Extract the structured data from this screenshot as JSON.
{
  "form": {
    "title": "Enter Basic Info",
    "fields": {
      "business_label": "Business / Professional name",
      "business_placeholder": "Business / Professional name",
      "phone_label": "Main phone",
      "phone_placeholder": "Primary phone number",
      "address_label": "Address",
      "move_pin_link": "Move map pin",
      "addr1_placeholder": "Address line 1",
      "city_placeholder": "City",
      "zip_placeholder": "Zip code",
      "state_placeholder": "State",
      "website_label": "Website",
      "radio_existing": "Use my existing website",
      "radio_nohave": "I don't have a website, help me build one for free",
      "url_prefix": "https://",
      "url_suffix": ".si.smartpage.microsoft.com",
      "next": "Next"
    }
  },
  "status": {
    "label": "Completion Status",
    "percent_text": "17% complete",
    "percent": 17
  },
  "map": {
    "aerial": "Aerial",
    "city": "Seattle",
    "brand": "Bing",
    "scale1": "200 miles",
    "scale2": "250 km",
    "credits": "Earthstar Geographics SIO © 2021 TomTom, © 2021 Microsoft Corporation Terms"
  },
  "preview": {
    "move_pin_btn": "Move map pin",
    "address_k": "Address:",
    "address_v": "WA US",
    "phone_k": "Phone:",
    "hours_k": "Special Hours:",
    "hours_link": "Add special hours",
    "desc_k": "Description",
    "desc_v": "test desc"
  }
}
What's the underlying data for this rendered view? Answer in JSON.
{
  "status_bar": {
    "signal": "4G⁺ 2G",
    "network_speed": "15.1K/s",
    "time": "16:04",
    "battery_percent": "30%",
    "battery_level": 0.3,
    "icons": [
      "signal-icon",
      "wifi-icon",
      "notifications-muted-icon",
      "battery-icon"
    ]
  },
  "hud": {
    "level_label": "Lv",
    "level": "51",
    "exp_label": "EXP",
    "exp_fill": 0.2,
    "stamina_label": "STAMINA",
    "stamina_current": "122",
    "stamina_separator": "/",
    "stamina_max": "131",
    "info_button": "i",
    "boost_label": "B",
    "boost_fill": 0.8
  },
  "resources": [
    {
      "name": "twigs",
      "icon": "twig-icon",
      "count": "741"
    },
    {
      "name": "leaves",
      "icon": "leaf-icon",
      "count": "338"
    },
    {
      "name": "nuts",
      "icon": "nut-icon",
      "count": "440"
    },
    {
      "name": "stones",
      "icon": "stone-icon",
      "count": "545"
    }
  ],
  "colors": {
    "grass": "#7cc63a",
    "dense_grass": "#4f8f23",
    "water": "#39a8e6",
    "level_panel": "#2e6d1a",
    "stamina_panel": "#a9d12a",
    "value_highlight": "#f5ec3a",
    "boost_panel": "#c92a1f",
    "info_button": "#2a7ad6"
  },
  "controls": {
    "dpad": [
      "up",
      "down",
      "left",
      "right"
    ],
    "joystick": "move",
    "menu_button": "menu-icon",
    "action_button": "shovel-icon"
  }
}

++++++++++++++++++++

● Task details
Every line above that contains the word "Business" should be reported.

● Solution for this task
      "business_label": "Business / Professional name",
      "business_placeholder": "Business / Professional name",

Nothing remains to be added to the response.